Records from a data source
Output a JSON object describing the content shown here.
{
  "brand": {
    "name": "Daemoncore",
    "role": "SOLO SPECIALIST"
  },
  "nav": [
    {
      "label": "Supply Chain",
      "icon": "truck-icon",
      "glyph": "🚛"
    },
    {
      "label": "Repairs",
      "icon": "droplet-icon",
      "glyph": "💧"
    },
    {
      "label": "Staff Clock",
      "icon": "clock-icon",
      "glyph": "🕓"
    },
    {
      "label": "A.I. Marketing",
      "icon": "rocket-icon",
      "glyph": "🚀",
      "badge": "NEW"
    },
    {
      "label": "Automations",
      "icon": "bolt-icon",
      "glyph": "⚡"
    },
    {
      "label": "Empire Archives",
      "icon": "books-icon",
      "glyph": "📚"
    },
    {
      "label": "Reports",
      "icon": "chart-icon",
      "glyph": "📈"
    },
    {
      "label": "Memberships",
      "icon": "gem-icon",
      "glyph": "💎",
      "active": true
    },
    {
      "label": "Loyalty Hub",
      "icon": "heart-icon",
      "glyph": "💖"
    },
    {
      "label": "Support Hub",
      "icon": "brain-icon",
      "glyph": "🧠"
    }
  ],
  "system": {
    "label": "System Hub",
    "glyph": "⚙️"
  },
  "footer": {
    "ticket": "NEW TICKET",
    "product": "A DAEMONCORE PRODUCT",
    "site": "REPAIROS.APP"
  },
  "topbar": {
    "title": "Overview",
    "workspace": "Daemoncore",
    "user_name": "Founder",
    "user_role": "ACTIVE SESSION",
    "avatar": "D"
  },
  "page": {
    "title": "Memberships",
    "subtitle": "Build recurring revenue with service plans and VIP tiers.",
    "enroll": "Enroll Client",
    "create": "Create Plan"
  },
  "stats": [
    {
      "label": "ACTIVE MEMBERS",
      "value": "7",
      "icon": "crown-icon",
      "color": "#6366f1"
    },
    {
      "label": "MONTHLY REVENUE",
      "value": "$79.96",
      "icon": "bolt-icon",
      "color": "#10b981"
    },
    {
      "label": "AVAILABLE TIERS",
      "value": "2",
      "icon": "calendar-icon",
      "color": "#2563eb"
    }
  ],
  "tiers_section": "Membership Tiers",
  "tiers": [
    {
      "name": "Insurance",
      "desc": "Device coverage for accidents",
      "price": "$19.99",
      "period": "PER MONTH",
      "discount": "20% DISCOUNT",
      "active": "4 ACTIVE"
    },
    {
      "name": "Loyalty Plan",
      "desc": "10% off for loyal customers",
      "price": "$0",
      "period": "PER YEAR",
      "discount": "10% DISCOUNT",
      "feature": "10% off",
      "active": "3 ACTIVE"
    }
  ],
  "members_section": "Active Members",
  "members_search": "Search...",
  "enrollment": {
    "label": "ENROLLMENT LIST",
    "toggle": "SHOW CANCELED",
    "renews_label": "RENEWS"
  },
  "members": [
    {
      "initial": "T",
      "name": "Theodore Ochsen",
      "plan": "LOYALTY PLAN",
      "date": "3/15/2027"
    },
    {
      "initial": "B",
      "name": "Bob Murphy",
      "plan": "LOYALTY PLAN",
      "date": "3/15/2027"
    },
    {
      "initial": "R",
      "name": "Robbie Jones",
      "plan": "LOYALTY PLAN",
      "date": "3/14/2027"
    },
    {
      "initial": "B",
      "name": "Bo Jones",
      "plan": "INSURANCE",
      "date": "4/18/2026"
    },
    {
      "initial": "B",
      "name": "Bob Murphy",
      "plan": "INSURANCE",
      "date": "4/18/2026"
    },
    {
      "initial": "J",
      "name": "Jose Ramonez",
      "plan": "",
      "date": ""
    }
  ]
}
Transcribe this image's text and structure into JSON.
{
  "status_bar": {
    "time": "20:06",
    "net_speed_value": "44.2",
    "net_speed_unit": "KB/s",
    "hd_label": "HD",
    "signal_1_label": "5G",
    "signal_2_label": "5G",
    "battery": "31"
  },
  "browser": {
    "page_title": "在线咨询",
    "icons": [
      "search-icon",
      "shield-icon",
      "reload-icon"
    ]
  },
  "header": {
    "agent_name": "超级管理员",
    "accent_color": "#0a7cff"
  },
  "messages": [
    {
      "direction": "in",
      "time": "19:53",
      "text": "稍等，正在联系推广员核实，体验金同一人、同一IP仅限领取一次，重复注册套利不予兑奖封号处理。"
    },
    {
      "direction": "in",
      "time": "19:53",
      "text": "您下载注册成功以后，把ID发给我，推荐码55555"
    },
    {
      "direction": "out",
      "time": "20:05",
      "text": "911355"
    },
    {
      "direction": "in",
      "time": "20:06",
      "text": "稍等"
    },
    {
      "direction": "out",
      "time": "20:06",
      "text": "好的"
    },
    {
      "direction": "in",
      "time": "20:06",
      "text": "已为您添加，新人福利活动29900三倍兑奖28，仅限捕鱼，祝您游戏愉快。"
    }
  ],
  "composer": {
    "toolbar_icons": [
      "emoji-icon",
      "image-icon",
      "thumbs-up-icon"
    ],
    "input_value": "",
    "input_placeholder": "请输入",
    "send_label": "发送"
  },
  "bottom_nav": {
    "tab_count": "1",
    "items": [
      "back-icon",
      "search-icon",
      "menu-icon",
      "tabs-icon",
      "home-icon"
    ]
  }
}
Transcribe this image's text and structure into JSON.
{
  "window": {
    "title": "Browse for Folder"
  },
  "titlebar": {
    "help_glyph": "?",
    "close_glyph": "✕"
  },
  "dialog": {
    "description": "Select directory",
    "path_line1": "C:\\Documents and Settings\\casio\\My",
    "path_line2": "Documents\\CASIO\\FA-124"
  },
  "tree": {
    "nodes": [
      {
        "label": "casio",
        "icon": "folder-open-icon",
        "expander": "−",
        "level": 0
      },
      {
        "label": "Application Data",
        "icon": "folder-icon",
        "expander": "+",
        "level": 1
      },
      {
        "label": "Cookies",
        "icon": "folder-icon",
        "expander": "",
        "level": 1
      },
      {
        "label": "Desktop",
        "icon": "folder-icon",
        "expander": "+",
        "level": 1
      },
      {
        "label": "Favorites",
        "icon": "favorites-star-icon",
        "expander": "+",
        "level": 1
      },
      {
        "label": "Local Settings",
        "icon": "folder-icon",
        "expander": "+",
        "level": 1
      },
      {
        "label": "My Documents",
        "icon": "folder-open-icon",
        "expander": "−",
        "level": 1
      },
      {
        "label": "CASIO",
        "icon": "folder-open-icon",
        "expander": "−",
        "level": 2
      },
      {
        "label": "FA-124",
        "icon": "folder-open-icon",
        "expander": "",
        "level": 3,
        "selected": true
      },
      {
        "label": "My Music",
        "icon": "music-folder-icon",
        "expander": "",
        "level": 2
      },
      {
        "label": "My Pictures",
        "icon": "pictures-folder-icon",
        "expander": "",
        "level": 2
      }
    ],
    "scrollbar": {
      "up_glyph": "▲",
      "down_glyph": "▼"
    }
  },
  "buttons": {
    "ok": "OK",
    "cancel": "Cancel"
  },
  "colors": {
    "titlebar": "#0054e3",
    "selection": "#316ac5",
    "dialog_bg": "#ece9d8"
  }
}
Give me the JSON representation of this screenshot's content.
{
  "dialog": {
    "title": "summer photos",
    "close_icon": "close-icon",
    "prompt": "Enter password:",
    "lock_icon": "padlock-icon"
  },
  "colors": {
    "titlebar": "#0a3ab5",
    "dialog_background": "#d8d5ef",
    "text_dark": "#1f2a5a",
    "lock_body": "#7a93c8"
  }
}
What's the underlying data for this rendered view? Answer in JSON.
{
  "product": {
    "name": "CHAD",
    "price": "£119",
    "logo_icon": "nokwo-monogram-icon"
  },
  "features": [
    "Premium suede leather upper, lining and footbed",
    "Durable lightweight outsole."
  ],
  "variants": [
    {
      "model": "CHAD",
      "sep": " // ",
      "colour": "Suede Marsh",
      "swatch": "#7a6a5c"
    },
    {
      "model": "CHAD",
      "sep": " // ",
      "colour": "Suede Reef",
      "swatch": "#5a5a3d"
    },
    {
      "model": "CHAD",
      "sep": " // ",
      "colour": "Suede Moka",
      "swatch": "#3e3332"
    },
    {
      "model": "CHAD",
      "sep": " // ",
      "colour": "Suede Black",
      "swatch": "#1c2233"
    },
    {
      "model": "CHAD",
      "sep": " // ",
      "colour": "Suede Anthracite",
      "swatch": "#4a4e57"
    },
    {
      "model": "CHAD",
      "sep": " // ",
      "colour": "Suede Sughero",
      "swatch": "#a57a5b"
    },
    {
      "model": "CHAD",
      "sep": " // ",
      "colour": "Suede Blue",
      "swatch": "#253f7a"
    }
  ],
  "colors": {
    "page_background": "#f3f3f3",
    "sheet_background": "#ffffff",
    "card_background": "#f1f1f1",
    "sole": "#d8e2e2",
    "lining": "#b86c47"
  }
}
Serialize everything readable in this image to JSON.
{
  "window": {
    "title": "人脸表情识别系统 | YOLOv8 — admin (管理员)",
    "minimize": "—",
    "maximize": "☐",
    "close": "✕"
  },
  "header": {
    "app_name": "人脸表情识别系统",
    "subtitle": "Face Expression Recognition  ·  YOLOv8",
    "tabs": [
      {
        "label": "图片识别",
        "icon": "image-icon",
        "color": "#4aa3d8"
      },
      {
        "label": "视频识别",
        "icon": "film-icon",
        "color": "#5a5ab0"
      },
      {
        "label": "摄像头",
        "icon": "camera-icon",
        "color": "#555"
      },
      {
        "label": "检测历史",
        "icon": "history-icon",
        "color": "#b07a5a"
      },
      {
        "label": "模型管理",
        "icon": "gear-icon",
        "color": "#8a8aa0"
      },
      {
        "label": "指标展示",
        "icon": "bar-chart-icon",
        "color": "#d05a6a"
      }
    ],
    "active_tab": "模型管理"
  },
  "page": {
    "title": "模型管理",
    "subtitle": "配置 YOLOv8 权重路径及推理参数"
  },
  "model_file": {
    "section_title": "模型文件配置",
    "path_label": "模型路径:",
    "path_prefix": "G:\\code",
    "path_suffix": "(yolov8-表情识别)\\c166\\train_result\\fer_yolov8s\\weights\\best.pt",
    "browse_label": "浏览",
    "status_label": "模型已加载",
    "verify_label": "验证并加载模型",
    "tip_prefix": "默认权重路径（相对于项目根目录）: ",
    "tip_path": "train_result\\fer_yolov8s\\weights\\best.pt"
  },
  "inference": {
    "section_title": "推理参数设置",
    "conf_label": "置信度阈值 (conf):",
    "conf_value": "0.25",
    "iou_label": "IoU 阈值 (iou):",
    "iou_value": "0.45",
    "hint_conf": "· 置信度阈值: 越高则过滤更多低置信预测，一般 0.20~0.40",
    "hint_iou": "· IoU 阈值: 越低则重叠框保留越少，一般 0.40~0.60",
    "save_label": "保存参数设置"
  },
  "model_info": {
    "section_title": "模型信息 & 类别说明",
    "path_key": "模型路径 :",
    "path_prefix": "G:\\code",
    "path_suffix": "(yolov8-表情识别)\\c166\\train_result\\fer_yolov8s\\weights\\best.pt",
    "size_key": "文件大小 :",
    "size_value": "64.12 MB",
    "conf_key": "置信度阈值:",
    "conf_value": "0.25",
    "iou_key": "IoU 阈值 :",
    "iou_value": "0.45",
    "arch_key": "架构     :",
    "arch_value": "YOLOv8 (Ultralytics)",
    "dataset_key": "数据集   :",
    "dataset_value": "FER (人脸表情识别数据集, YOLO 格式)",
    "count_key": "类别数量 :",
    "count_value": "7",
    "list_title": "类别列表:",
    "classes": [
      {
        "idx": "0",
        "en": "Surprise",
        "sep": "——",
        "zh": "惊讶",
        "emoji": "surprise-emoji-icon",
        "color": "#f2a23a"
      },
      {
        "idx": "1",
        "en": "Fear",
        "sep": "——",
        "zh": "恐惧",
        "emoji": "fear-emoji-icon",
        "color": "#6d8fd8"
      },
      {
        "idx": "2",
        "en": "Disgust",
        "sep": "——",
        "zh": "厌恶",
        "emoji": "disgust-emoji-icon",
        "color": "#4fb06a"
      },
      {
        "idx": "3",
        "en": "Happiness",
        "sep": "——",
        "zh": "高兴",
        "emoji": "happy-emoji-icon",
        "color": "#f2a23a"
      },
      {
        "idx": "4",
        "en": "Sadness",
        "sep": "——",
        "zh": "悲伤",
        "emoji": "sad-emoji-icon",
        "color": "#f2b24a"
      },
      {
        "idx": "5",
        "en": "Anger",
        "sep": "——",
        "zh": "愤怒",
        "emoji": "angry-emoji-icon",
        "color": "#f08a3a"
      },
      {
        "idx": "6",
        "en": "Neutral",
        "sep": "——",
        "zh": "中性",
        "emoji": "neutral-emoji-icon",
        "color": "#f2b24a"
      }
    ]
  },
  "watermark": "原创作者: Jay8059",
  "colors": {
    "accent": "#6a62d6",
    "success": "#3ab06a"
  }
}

What you should do>
Copy out each line of the data containing the string "模型管理".

Worked solution>
        "label": "模型管理",
    "active_tab": "模型管理"
    "title": "模型管理",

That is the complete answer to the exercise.